In this work, we present an epidemiology-inspired and community-based, time-evolving online social network generation algorithm (EpiCNet) that generates a graph \(G^t=(V^t, E^t)\) for each time step t representing the synthetic network at that time, where \(V^t\) represents the set of individuals (i.e., registered members) of the online social media at time t and \(E^t\) represents the set of connections between the individuals’ accounts of the network at that time step. Furthermore, we keep track of a set of dynamic overlapping communities \(C^t\) in the network and evolve these sets of communities at each time step. We show that the generated network at each time step has characteristics similar to those of real-world online social networks, such as the network of Facebook, in terms of number of nodes, average degree, degree distribution, clustering coefficient, community structure, and diameter. See section “Experimental results”.

Our algorithm includes a set of tunable parameters that influence the evolution of nodes, edges, and communities in the network. The changes in the properties of the generated networks with variation in the values of the tunable parameters are analyzed to select a final set of values that are employed to generate networks that resemble real-world online social networks. Generating networks with desirable network properties is intended primarily as a validation for EpiCNet.

Our contributions

Most random network generation algorithms—dynamic or not—generate networks guided or constrained by properties concerning the overall network (e.g., modularity and clustering coefficient). In contrast, in our algorithm, the dynamics of the network is modeled on the behaviors of each individual, such as how many new neighbors they obtain over time, which individuals they pick to be their neighbours, and what rules they follow while deleting edges with neighbouring nodes. We model the evolution of each individual v at a given time step using its neighbor set and the communities that the individual v belongs to. In particular, each individual evolves independently.

● GIVEN EXERCISE:
Swap "dynamics" for "evolution" in the passage on generating online social networks, and write out everything from "Our contributions" down to "individual evolves independently." with that swap made.

● ENTRIES PROVIDED:
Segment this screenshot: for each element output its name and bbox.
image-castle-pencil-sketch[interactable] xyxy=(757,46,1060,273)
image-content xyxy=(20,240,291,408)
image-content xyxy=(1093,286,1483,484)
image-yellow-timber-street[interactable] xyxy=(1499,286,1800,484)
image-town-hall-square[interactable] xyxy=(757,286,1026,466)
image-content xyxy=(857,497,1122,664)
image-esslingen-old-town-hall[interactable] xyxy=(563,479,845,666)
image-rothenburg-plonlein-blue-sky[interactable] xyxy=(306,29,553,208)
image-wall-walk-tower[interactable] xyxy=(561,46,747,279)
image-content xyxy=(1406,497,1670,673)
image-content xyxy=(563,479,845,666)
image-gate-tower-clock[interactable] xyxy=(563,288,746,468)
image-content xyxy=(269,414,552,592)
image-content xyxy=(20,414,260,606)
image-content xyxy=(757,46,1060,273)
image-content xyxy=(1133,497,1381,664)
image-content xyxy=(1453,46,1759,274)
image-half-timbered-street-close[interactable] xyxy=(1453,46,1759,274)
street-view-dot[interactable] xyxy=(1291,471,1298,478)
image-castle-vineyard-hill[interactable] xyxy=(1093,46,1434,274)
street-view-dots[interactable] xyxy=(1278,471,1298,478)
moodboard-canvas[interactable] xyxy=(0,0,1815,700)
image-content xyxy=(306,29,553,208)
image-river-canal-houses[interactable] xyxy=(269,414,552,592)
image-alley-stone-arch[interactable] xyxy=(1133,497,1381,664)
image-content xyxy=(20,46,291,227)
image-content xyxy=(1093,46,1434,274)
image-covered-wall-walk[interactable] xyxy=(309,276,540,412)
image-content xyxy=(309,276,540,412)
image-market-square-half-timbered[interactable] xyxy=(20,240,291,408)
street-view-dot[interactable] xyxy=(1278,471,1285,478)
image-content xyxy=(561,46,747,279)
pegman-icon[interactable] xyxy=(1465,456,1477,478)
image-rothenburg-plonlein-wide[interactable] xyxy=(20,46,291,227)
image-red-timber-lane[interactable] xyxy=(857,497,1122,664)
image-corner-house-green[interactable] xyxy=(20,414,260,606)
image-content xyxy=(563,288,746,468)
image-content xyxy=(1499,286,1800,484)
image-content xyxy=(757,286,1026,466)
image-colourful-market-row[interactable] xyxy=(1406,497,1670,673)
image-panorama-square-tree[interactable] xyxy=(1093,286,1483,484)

● EXERCISE RESULT:
Our contributions

Most random network generation algorithms—dynamic or not—generate networks guided or constrained by properties concerning the overall network (e.g., modularity and clustering coefficient). In contrast, in our algorithm, the evolution of the network is modeled on the behaviors of each individual, such as how many new neighbors they obtain over time, which individuals they pick to be their neighbours, and what rules they follow while deleting edges with neighbouring nodes. We model the evolution of each individual v at a given time step using its neighbor set and the communities that the individual v belongs to. In particular, each individual evolves independently.